Set task: Transcribe the whole listing below without changing a word, but leave out every image.

Supplied material:
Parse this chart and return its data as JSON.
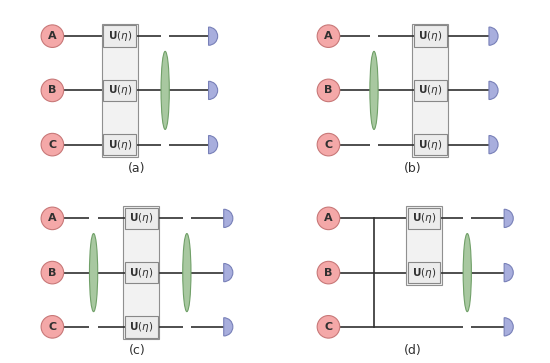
{
  "panels": [
    "(a)",
    "(b)",
    "(c)",
    "(d)"
  ],
  "pink_color": "#F4A8A8",
  "pink_edge": "#C87878",
  "green_color": "#A8C8A0",
  "green_edge": "#70A068",
  "blue_color": "#A8AEDD",
  "blue_edge": "#7880B8",
  "box_color": "#ECECEC",
  "box_edge": "#888888",
  "group_color": "#F2F2F2",
  "group_edge": "#909090",
  "line_color": "#303030",
  "bg_color": "#FFFFFF",
  "text_color": "#303030",
  "label_fontsize": 8,
  "panel_fontsize": 9,
  "u_fontsize": 7.5,
  "lw": 1.2
}
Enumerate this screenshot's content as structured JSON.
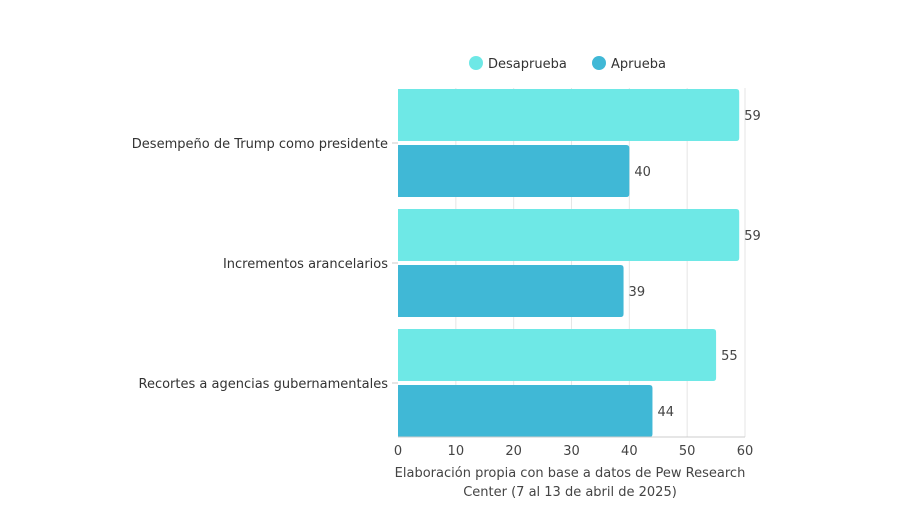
{
  "chart_data": {
    "type": "bar",
    "orientation": "horizontal",
    "categories": [
      "Desempeño de Trump como presidente",
      "Incrementos arancelarios",
      "Recortes a agencias gubernamentales"
    ],
    "series": [
      {
        "name": "Desaprueba",
        "color": "#6ee8e6",
        "values": [
          59,
          59,
          55
        ]
      },
      {
        "name": "Aprueba",
        "color": "#40b8d6",
        "values": [
          40,
          39,
          44
        ]
      }
    ],
    "xlabel_lines": [
      "Elaboración propia con base a datos de Pew Research",
      "Center (7 al 13 de abril de 2025)"
    ],
    "xlim": [
      0,
      60
    ],
    "xticks": [
      0,
      10,
      20,
      30,
      40,
      50,
      60
    ],
    "grid": true,
    "legend_position": "top"
  }
}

Answer to the task:
Parse this chart and return its data as JSON.
{
  "panels": [
    "(a)",
    "(b)",
    "(c)",
    "(d)"
  ],
  "pink_color": "#F4A8A8",
  "pink_edge": "#C87878",
  "green_color": "#A8C8A0",
  "green_edge": "#70A068",
  "blue_color": "#A8AEDD",
  "blue_edge": "#7880B8",
  "box_color": "#ECECEC",
  "box_edge": "#888888",
  "group_color": "#F2F2F2",
  "group_edge": "#909090",
  "line_color": "#303030",
  "bg_color": "#FFFFFF",
  "text_color": "#303030",
  "label_fontsize": 8,
  "panel_fontsize": 9,
  "u_fontsize": 7.5,
  "lw": 1.2
}
Enumerate this screenshot's content as structured JSON.
{
  "chart_data": {
    "type": "bar",
    "orientation": "horizontal",
    "categories": [
      "Desempeño de Trump como presidente",
      "Incrementos arancelarios",
      "Recortes a agencias gubernamentales"
    ],
    "series": [
      {
        "name": "Desaprueba",
        "color": "#6ee8e6",
        "values": [
          59,
          59,
          55
        ]
      },
      {
        "name": "Aprueba",
        "color": "#40b8d6",
        "values": [
          40,
          39,
          44
        ]
      }
    ],
    "xlabel_lines": [
      "Elaboración propia con base a datos de Pew Research",
      "Center (7 al 13 de abril de 2025)"
    ],
    "xlim": [
      0,
      60
    ],
    "xticks": [
      0,
      10,
      20,
      30,
      40,
      50,
      60
    ],
    "grid": true,
    "legend_position": "top"
  }
}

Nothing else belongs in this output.